• Problem to work on
Word for word, restate every line of the material.

• Records for the task

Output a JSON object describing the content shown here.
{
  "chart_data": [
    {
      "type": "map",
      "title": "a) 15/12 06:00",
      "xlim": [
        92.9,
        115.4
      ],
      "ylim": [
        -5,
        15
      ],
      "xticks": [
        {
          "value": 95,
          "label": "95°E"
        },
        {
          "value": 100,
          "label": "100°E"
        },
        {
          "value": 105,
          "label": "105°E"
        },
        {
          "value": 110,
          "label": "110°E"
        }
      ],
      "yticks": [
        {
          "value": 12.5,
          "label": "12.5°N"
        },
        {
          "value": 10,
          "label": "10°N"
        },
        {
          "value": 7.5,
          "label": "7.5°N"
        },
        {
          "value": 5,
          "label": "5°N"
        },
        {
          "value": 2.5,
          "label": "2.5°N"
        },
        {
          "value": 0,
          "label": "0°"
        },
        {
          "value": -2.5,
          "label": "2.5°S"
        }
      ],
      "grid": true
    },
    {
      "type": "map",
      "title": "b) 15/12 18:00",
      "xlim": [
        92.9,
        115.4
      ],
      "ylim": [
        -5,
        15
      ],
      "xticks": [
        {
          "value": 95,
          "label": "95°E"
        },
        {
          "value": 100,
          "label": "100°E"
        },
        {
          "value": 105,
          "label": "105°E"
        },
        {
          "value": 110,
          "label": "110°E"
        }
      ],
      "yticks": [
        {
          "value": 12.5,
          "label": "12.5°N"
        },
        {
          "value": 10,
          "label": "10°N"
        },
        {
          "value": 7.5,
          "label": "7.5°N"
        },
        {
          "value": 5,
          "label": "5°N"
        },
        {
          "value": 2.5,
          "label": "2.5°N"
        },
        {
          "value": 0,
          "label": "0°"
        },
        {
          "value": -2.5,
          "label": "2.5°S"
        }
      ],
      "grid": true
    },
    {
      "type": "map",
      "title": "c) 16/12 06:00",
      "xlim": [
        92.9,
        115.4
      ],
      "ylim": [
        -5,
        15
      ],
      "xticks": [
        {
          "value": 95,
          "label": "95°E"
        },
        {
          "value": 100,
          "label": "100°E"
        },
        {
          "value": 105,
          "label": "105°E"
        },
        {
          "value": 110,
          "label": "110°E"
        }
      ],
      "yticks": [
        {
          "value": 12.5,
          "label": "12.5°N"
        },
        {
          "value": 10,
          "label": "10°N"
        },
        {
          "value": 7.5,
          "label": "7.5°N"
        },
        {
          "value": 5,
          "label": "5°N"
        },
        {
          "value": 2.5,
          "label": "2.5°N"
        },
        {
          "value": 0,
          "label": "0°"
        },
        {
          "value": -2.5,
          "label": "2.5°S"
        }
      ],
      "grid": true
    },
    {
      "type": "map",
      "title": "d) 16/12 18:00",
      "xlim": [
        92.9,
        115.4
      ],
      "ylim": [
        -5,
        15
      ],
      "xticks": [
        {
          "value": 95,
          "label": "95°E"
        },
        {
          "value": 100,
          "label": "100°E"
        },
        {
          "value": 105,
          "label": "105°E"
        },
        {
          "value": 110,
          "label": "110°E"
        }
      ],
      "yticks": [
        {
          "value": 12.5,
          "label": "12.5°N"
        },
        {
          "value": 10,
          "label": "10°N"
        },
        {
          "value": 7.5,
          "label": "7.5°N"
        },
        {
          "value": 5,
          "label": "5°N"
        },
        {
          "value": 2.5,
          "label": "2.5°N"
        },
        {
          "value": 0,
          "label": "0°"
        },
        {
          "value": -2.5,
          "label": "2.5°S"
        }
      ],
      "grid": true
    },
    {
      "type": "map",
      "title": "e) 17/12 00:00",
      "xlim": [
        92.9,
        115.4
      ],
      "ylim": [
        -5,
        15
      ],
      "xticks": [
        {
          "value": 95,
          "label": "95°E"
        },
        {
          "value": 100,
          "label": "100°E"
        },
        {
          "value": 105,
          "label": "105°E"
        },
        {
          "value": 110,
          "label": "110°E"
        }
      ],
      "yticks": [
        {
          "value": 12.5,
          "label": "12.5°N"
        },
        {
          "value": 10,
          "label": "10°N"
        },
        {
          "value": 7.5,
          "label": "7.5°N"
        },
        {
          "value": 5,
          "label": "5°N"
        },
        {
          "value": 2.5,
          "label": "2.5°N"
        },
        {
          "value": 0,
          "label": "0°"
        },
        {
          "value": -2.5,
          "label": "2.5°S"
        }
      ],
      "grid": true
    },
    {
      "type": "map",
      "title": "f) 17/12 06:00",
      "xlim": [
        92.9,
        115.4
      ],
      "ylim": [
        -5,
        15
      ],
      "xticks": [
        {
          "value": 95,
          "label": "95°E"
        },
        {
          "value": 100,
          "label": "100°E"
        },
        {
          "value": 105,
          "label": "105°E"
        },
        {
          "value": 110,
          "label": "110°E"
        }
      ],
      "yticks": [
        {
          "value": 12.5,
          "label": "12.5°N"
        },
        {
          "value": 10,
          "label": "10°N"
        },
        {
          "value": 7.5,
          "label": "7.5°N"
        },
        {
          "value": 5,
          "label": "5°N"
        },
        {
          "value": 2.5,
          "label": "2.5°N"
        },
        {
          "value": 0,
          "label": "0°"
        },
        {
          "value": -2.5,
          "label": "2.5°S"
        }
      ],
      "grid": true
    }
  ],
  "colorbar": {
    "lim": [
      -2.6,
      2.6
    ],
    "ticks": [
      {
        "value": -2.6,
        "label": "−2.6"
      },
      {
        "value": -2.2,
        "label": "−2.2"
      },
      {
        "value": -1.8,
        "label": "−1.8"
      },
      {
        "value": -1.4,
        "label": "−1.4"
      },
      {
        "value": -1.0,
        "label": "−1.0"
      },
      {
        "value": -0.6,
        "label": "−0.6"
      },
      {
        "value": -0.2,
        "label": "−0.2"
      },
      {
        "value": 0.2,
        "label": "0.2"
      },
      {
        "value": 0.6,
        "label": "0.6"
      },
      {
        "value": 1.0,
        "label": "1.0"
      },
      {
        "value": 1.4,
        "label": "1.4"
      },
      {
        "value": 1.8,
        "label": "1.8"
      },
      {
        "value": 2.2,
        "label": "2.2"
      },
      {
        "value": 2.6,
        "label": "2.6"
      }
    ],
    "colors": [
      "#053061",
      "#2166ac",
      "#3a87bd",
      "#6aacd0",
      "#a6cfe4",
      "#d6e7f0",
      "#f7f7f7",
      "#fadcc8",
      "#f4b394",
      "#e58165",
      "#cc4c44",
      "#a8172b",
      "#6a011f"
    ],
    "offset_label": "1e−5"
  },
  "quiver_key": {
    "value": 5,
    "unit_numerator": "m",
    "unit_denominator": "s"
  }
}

• The answer
Output a JSON object describing the content shown here.
{
  "chart_data": [
    {
      "type": "map",
      "title": "a) 15/12 06:00",
      "xlim": [
        92.9,
        115.4
      ],
      "ylim": [
        -5,
        15
      ],
      "xticks": [
        {
          "value": 95,
          "label": "95°E"
        },
        {
          "value": 100,
          "label": "100°E"
        },
        {
          "value": 105,
          "label": "105°E"
        },
        {
          "value": 110,
          "label": "110°E"
        }
      ],
      "yticks": [
        {
          "value": 12.5,
          "label": "12.5°N"
        },
        {
          "value": 10,
          "label": "10°N"
        },
        {
          "value": 7.5,
          "label": "7.5°N"
        },
        {
          "value": 5,
          "label": "5°N"
        },
        {
          "value": 2.5,
          "label": "2.5°N"
        },
        {
          "value": 0,
          "label": "0°"
        },
        {
          "value": -2.5,
          "label": "2.5°S"
        }
      ],
      "grid": true
    },
    {
      "type": "map",
      "title": "b) 15/12 18:00",
      "xlim": [
        92.9,
        115.4
      ],
      "ylim": [
        -5,
        15
      ],
      "xticks": [
        {
          "value": 95,
          "label": "95°E"
        },
        {
          "value": 100,
          "label": "100°E"
        },
        {
          "value": 105,
          "label": "105°E"
        },
        {
          "value": 110,
          "label": "110°E"
        }
      ],
      "yticks": [
        {
          "value": 12.5,
          "label": "12.5°N"
        },
        {
          "value": 10,
          "label": "10°N"
        },
        {
          "value": 7.5,
          "label": "7.5°N"
        },
        {
          "value": 5,
          "label": "5°N"
        },
        {
          "value": 2.5,
          "label": "2.5°N"
        },
        {
          "value": 0,
          "label": "0°"
        },
        {
          "value": -2.5,
          "label": "2.5°S"
        }
      ],
      "grid": true
    },
    {
      "type": "map",
      "title": "c) 16/12 06:00",
      "xlim": [
        92.9,
        115.4
      ],
      "ylim": [
        -5,
        15
      ],
      "xticks": [
        {
          "value": 95,
          "label": "95°E"
        },
        {
          "value": 100,
          "label": "100°E"
        },
        {
          "value": 105,
          "label": "105°E"
        },
        {
          "value": 110,
          "label": "110°E"
        }
      ],
      "yticks": [
        {
          "value": 12.5,
          "label": "12.5°N"
        },
        {
          "value": 10,
          "label": "10°N"
        },
        {
          "value": 7.5,
          "label": "7.5°N"
        },
        {
          "value": 5,
          "label": "5°N"
        },
        {
          "value": 2.5,
          "label": "2.5°N"
        },
        {
          "value": 0,
          "label": "0°"
        },
        {
          "value": -2.5,
          "label": "2.5°S"
        }
      ],
      "grid": true
    },
    {
      "type": "map",
      "title": "d) 16/12 18:00",
      "xlim": [
        92.9,
        115.4
      ],
      "ylim": [
        -5,
        15
      ],
      "xticks": [
        {
          "value": 95,
          "label": "95°E"
        },
        {
          "value": 100,
          "label": "100°E"
        },
        {
          "value": 105,
          "label": "105°E"
        },
        {
          "value": 110,
          "label": "110°E"
        }
      ],
      "yticks": [
        {
          "value": 12.5,
          "label": "12.5°N"
        },
        {
          "value": 10,
          "label": "10°N"
        },
        {
          "value": 7.5,
          "label": "7.5°N"
        },
        {
          "value": 5,
          "label": "5°N"
        },
        {
          "value": 2.5,
          "label": "2.5°N"
        },
        {
          "value": 0,
          "label": "0°"
        },
        {
          "value": -2.5,
          "label": "2.5°S"
        }
      ],
      "grid": true
    },
    {
      "type": "map",
      "title": "e) 17/12 00:00",
      "xlim": [
        92.9,
        115.4
      ],
      "ylim": [
        -5,
        15
      ],
      "xticks": [
        {
          "value": 95,
          "label": "95°E"
        },
        {
          "value": 100,
          "label": "100°E"
        },
        {
          "value": 105,
          "label": "105°E"
        },
        {
          "value": 110,
          "label": "110°E"
        }
      ],
      "yticks": [
        {
          "value": 12.5,
          "label": "12.5°N"
        },
        {
          "value": 10,
          "label": "10°N"
        },
        {
          "value": 7.5,
          "label": "7.5°N"
        },
        {
          "value": 5,
          "label": "5°N"
        },
        {
          "value": 2.5,
          "label": "2.5°N"
        },
        {
          "value": 0,
          "label": "0°"
        },
        {
          "value": -2.5,
          "label": "2.5°S"
        }
      ],
      "grid": true
    },
    {
      "type": "map",
      "title": "f) 17/12 06:00",
      "xlim": [
        92.9,
        115.4
      ],
      "ylim": [
        -5,
        15
      ],
      "xticks": [
        {
          "value": 95,
          "label": "95°E"
        },
        {
          "value": 100,
          "label": "100°E"
        },
        {
          "value": 105,
          "label": "105°E"
        },
        {
          "value": 110,
          "label": "110°E"
        }
      ],
      "yticks": [
        {
          "value": 12.5,
          "label": "12.5°N"
        },
        {
          "value": 10,
          "label": "10°N"
        },
        {
          "value": 7.5,
          "label": "7.5°N"
        },
        {
          "value": 5,
          "label": "5°N"
        },
        {
          "value": 2.5,
          "label": "2.5°N"
        },
        {
          "value": 0,
          "label": "0°"
        },
        {
          "value": -2.5,
          "label": "2.5°S"
        }
      ],
      "grid": true
    }
  ],
  "colorbar": {
    "lim": [
      -2.6,
      2.6
    ],
    "ticks": [
      {
        "value": -2.6,
        "label": "−2.6"
      },
      {
        "value": -2.2,
        "label": "−2.2"
      },
      {
        "value": -1.8,
        "label": "−1.8"
      },
      {
        "value": -1.4,
        "label": "−1.4"
      },
      {
        "value": -1.0,
        "label": "−1.0"
      },
      {
        "value": -0.6,
        "label": "−0.6"
      },
      {
        "value": -0.2,
        "label": "−0.2"
      },
      {
        "value": 0.2,
        "label": "0.2"
      },
      {
        "value": 0.6,
        "label": "0.6"
      },
      {
        "value": 1.0,
        "label": "1.0"
      },
      {
        "value": 1.4,
        "label": "1.4"
      },
      {
        "value": 1.8,
        "label": "1.8"
      },
      {
        "value": 2.2,
        "label": "2.2"
      },
      {
        "value": 2.6,
        "label": "2.6"
      }
    ],
    "colors": [
      "#053061",
      "#2166ac",
      "#3a87bd",
      "#6aacd0",
      "#a6cfe4",
      "#d6e7f0",
      "#f7f7f7",
      "#fadcc8",
      "#f4b394",
      "#e58165",
      "#cc4c44",
      "#a8172b",
      "#6a011f"
    ],
    "offset_label": "1e−5"
  },
  "quiver_key": {
    "value": 5,
    "unit_numerator": "m",
    "unit_denominator": "s"
  }
}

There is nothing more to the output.